YOUR TASK.
Copy out every line of the data that has the word "cases" somewhere in it.

DATA RECORDS.

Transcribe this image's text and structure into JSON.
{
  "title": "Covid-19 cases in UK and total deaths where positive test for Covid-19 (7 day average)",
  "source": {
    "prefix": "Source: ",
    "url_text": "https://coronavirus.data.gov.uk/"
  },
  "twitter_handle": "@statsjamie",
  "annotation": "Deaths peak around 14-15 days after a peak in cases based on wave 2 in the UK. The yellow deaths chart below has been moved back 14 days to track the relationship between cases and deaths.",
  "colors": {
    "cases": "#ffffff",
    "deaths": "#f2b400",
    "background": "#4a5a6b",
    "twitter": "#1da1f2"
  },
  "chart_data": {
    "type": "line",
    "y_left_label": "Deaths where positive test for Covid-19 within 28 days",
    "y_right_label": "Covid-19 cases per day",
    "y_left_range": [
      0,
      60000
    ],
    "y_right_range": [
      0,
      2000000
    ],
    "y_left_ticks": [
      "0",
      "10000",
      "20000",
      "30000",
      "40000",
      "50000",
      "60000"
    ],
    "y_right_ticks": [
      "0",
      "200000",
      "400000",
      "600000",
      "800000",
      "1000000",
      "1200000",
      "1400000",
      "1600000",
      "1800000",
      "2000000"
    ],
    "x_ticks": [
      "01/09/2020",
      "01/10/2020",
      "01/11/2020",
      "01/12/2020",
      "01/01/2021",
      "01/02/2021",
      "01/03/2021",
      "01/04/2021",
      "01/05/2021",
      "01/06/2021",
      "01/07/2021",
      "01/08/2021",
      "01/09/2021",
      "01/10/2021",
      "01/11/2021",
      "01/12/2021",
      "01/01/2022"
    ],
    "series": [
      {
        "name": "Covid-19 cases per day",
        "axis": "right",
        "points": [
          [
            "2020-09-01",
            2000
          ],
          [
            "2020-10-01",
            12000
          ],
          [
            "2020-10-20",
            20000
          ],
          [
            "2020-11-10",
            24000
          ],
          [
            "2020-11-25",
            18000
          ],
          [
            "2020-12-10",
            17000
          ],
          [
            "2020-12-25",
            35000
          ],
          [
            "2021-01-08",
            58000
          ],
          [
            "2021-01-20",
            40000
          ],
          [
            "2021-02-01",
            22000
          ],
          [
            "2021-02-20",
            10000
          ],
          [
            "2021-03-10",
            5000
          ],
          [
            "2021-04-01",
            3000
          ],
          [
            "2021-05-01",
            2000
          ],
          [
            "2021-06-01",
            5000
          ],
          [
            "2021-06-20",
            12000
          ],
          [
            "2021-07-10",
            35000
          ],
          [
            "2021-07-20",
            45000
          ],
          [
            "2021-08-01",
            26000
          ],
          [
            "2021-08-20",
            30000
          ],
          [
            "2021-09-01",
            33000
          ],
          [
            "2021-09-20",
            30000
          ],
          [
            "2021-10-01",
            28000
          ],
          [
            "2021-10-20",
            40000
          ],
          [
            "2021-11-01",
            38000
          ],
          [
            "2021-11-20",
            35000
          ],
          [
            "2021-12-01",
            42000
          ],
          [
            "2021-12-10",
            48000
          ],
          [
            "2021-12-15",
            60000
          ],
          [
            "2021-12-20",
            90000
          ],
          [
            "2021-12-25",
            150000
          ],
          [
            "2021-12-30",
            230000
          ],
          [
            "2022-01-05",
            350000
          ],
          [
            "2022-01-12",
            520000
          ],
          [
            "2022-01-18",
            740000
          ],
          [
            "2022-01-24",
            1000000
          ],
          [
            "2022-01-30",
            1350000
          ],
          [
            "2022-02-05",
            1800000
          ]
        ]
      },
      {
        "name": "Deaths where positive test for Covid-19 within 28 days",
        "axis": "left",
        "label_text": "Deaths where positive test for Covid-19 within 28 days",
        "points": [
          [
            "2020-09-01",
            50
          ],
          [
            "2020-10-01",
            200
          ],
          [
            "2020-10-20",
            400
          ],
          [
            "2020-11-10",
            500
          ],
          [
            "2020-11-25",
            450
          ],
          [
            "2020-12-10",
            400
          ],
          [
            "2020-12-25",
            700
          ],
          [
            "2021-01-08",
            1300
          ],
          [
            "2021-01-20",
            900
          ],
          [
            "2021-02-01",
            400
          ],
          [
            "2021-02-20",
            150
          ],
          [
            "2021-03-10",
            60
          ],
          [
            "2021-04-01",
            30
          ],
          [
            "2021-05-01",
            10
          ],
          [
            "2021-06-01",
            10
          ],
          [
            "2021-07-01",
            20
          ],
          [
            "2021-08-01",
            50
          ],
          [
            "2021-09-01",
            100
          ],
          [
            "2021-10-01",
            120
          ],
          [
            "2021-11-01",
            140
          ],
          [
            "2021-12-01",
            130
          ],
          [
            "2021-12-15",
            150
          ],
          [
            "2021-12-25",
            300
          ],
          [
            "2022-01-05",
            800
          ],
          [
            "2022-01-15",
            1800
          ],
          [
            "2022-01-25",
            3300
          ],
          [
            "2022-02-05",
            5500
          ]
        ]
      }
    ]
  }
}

YOUR RESPONSE.
  "title": "Covid-19 cases in UK and total deaths where positive test for Covid-19 (7 day average)",
  "annotation": "Deaths peak around 14-15 days after a peak in cases based on wave 2 in the UK. The yellow deaths chart below has been moved back 14 days to track the relationship between cases and deaths.",
    "cases": "#ffffff",
    "y_right_label": "Covid-19 cases per day",
        "name": "Covid-19 cases per day",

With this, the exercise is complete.